• What the task asks:
Copy the listing below word for word, from its first line through the line with "ensemble-box: [1124, 266, 1141, 521]".

• Available records:
####
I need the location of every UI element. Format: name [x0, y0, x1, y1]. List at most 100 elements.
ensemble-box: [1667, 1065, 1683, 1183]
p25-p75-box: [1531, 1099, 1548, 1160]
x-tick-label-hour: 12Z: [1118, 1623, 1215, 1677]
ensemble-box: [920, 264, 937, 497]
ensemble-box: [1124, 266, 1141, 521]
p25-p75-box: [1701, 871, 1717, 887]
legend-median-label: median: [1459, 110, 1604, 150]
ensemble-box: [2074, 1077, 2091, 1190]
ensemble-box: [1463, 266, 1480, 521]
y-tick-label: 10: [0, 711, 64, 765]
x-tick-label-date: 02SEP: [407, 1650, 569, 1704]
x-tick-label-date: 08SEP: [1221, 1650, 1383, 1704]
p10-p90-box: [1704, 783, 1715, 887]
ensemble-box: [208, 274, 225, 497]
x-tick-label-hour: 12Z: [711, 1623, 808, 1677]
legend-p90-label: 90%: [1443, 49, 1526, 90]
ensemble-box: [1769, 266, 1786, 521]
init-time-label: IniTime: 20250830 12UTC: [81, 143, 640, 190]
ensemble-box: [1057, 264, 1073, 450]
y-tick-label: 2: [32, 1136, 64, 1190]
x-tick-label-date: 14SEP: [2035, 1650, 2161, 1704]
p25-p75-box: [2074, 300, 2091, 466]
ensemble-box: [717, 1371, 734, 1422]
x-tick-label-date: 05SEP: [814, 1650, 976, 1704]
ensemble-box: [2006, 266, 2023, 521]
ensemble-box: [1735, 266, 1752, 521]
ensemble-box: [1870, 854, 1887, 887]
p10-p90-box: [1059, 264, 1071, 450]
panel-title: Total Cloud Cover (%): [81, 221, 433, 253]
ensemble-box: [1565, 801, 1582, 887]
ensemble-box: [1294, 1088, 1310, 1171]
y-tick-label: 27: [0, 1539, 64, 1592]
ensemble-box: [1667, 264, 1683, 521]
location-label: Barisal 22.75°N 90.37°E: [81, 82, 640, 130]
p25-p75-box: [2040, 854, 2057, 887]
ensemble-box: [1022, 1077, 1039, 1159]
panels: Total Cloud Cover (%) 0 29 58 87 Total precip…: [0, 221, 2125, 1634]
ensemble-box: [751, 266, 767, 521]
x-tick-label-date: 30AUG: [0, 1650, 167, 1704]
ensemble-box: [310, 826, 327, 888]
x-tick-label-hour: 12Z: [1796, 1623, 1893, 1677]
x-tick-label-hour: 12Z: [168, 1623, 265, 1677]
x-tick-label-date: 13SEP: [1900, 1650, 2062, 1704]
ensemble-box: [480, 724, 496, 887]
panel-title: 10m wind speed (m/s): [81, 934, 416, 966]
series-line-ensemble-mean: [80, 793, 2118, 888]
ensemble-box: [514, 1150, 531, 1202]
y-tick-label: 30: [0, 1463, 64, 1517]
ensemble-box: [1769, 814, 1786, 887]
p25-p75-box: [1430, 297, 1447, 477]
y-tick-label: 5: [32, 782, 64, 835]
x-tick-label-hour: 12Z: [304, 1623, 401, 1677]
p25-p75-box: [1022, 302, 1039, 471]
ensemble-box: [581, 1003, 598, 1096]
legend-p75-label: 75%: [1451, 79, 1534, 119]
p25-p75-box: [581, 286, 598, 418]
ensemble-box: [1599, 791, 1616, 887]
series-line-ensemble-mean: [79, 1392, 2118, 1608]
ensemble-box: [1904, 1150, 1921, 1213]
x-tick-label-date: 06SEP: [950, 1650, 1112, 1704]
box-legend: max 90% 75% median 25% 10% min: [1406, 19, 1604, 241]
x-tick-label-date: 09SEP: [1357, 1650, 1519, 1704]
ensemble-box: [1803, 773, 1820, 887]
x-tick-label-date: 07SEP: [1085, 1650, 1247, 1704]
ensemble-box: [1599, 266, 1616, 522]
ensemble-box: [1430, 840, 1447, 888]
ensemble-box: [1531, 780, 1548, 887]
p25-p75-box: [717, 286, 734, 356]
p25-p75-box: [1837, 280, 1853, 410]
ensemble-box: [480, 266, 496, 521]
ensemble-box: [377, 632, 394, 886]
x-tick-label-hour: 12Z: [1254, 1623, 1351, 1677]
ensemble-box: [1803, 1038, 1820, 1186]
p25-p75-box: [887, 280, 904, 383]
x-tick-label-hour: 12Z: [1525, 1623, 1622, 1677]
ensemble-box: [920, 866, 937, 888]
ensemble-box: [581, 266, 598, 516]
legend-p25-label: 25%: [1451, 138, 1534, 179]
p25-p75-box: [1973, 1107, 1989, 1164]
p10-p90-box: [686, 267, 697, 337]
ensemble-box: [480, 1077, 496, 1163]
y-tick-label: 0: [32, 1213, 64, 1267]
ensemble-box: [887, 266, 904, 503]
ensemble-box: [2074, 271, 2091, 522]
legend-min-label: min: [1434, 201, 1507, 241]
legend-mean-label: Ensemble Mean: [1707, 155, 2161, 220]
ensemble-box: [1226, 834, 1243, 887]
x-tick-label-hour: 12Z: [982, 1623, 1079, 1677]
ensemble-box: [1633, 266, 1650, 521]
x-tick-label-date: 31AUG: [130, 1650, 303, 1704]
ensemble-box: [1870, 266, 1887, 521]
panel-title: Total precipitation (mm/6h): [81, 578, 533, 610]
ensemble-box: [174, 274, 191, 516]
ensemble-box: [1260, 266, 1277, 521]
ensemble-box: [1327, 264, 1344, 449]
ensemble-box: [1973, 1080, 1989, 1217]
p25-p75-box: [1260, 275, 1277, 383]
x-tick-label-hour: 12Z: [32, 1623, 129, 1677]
####
• Complete output:
I need the location of every UI element. Format: name [x0, y0, x1, y1]. List at most 100 elements.
ensemble-box: [1667, 1065, 1683, 1183]
p25-p75-box: [1531, 1099, 1548, 1160]
x-tick-label-hour: 12Z: [1118, 1623, 1215, 1677]
ensemble-box: [920, 264, 937, 497]
ensemble-box: [1124, 266, 1141, 521]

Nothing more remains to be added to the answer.